* EXCERPT TO READ
━━━
[Paper Review] Methods to integrate multinormals and compute classification measures
The paper develops mathematical methods and open-source software to integrate multivariate normal distributions over arbitrary domains and to compute classification measures for Bayes-optimal and other classifiers.
Univariate and multivariate normal probability distributions are widely used when modeling decisions under uncertainty. Computing the performance of such models requires integrating these distributions over specific domains, which can vary widely across models. Besides some special cases, there exist no general analytical expressions, standard numerical methods or software for these integrals. Here we present mathematical results and open-source software that provide (i) the probability in any domain of a normal in any dimensions with any parameters, (ii) the probability density, cumulative distribution, and inverse cumulative distribution of any function of a normal vector, (iii) the classification errors among any number of normal distributions, the Bayes-optimal discriminability index and relation to the operating characteristic, (iv) ways to scale the discriminability of two distributions, (v) dimension reduction and visualizations for such problems, and (vi) tests for how reliably these methods may be used on given data. We demonstrate these tools with vision research applications of detecting occluding objects in natural scenes, and detecting camouflage.
Motivation & Objective
- Motivate the need to compute performance of models under uncertainty when using normal distributions.
- Provide general mathematical frameworks to integrate normals over arbitrary domains and to handle functions of normal vectors.
- Develop algorithms and software to compute probability, pdf, cdf, and inverse cdf for normals in complex domains and for their quadratic forms.
- Derive Bayes-optimal decision rules for classification among multiple normal distributions and relate to discriminability measures like d'.
Proposed method
- Generalized chi-square method to integrate multinormals over quadratic domains and derive distributions of quadratic forms.
- Ray-trace method to integrate normals over any domain by standardizing to spherical coordinates and tracing boundary crossings along rays.
- Computation of pdf, cdf, and inverse cdf for any function of a normal vector via function-probability mapping.
- Derivation of Bayes-optimal classification rules for two or more normal classes and expression of error rates via generalized chi-square distributions.
- Dimension reduction and visualization techniques for high-dimensional normal integrations.
- Software implementation as a Matlab toolbox ‘Integrate and classify normal distributions’ with source at GitHub.
━━━
Records:
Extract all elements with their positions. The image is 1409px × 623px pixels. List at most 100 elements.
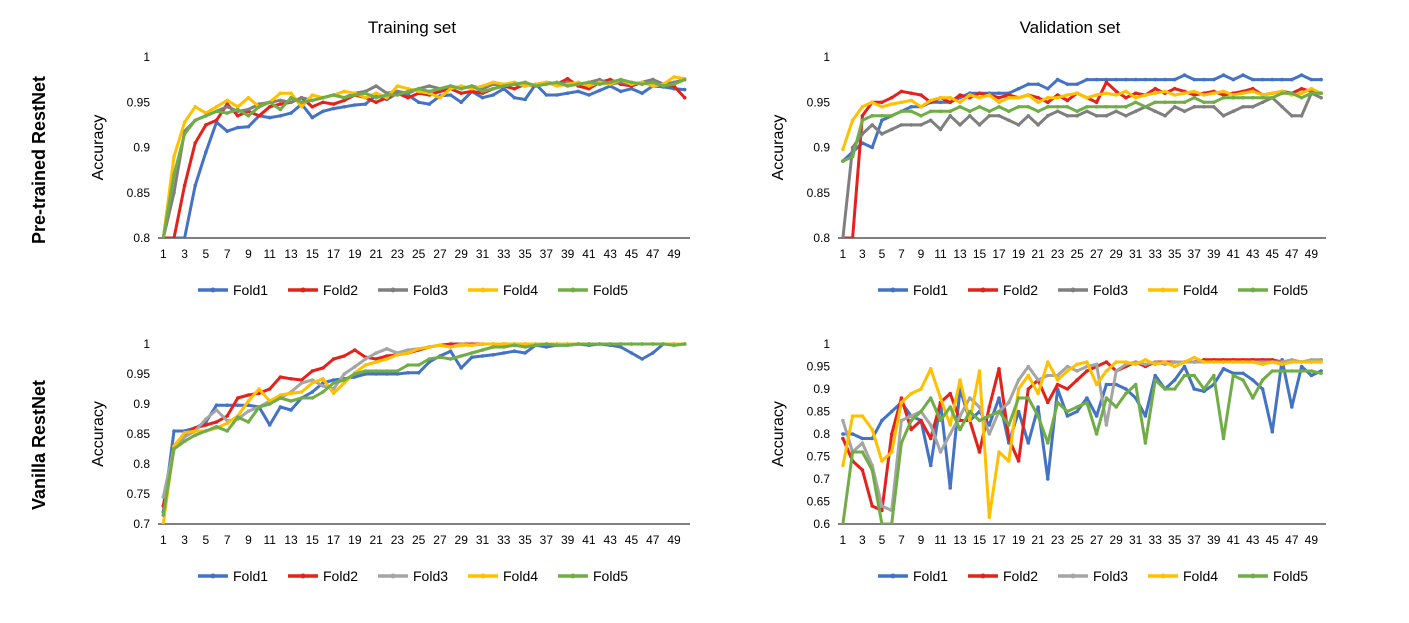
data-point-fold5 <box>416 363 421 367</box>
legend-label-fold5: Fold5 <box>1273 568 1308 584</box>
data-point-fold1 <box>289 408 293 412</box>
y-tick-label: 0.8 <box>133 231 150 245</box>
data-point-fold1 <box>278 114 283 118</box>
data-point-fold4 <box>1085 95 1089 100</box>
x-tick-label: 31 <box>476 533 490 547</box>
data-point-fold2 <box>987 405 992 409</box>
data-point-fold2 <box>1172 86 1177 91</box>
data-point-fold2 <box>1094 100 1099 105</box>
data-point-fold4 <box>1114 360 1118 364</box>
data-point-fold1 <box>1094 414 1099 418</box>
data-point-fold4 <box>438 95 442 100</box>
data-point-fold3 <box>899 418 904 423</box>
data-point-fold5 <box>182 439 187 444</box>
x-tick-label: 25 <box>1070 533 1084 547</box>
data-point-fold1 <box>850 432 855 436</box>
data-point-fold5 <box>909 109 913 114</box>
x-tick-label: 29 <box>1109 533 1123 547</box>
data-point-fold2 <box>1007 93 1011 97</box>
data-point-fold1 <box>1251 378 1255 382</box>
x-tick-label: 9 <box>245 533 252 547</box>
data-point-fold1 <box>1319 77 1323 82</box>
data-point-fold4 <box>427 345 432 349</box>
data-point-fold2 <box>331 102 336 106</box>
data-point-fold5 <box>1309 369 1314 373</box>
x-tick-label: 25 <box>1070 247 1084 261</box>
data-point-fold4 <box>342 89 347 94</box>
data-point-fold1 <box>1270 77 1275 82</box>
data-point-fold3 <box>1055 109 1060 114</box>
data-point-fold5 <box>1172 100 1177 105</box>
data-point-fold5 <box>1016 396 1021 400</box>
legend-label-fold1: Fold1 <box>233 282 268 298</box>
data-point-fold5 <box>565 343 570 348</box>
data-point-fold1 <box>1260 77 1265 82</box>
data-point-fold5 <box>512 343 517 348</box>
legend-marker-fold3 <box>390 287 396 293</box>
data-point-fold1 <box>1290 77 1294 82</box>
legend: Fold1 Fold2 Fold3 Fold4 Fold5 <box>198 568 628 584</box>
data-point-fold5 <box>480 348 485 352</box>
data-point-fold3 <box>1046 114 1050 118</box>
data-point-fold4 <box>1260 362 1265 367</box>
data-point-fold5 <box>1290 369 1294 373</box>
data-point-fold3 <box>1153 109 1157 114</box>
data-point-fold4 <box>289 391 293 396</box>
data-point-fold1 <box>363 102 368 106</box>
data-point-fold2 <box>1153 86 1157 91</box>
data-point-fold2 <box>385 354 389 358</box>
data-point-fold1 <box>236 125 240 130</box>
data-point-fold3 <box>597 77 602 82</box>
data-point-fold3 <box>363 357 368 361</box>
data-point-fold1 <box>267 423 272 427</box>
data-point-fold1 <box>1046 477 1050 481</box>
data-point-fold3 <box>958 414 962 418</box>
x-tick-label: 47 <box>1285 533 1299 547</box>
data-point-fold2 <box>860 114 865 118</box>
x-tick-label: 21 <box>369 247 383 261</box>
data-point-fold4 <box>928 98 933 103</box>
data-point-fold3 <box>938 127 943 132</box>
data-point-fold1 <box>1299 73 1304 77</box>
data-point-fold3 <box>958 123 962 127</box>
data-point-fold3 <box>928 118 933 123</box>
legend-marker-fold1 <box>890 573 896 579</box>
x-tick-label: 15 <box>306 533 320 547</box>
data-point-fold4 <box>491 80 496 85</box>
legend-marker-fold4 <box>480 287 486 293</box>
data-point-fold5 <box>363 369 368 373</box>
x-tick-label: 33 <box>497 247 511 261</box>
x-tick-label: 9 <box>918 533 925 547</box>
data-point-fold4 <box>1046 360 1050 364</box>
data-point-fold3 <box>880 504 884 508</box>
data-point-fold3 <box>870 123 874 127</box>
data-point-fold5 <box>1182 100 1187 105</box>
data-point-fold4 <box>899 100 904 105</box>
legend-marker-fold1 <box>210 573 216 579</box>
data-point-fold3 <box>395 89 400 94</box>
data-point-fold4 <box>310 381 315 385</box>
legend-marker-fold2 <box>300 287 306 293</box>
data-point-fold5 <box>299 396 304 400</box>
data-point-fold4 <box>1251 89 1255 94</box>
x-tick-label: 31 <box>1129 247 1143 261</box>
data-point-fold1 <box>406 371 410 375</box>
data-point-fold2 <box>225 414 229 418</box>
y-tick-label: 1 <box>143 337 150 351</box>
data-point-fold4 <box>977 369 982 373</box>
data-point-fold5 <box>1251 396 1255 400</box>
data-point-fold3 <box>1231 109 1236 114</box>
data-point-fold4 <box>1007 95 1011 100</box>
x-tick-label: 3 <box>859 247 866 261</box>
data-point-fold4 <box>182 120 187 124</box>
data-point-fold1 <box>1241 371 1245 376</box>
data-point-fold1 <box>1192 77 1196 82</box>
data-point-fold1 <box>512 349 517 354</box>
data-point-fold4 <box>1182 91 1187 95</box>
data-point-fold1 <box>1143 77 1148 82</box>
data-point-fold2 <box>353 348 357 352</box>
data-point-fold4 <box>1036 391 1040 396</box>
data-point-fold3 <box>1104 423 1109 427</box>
━━━
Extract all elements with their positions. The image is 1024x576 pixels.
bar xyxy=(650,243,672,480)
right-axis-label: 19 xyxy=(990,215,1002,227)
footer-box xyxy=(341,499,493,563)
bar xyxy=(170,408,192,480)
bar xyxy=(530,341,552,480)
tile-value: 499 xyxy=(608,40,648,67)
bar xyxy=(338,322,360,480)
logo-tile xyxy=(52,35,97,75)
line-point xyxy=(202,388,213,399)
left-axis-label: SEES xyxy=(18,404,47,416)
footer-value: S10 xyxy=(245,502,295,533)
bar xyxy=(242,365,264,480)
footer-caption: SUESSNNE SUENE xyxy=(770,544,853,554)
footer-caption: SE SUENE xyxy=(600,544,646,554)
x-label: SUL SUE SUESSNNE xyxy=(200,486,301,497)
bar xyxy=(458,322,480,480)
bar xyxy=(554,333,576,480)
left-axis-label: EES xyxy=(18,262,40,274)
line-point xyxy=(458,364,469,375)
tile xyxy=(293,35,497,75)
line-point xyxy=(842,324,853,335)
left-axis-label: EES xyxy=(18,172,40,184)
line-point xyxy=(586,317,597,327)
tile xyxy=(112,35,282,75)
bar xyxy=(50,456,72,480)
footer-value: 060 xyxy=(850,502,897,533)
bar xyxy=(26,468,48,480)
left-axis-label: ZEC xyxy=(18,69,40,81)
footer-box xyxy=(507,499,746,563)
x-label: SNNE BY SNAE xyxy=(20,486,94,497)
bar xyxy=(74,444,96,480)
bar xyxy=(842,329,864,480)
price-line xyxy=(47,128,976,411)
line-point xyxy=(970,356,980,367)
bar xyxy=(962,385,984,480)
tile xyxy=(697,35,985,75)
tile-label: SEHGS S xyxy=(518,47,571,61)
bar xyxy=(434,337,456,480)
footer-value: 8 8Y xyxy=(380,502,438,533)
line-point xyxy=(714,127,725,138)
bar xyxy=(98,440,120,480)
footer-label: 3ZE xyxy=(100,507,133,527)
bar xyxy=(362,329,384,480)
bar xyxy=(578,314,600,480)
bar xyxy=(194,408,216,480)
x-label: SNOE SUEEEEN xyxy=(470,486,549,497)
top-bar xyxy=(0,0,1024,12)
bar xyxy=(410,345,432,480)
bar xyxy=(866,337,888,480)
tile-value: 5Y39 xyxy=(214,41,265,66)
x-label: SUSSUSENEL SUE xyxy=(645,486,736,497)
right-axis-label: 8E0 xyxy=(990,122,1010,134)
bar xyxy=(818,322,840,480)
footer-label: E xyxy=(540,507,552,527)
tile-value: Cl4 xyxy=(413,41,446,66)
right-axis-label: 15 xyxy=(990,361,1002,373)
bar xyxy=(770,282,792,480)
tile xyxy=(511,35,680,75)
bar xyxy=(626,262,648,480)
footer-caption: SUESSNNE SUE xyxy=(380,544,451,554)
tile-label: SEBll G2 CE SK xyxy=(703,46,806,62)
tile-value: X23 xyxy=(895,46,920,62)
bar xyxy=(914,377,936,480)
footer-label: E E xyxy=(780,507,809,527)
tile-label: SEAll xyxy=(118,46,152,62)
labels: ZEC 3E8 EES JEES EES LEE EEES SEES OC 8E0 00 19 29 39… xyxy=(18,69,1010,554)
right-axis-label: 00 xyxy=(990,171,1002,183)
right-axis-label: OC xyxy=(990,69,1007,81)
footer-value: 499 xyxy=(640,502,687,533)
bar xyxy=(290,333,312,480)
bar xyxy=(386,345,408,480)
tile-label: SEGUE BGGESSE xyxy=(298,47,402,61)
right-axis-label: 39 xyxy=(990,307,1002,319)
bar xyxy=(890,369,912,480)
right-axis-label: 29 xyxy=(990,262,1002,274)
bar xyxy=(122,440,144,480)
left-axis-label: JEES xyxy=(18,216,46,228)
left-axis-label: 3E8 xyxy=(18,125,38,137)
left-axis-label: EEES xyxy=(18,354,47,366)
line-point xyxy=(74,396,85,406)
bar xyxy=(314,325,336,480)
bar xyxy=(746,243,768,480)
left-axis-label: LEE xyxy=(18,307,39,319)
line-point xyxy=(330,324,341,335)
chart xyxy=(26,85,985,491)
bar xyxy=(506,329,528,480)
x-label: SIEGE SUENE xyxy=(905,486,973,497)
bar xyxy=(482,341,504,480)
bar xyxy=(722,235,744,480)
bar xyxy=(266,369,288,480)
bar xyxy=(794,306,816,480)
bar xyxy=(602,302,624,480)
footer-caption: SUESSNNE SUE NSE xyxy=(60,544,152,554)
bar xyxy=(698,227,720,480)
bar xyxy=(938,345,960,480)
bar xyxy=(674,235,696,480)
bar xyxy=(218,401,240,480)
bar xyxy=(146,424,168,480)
━━━
From the paper review above, output the passage starting with "- Develop algorithms" and going on through "measures like d'.", copied word for word.

* TASK ANSWER
- Develop algorithms and software to compute probability, pdf, cdf, and inverse cdf for normals in complex domains and for their quadratic forms.
- Derive Bayes-optimal decision rules for classification among multiple normal distributions and relate to discriminability measures like d'.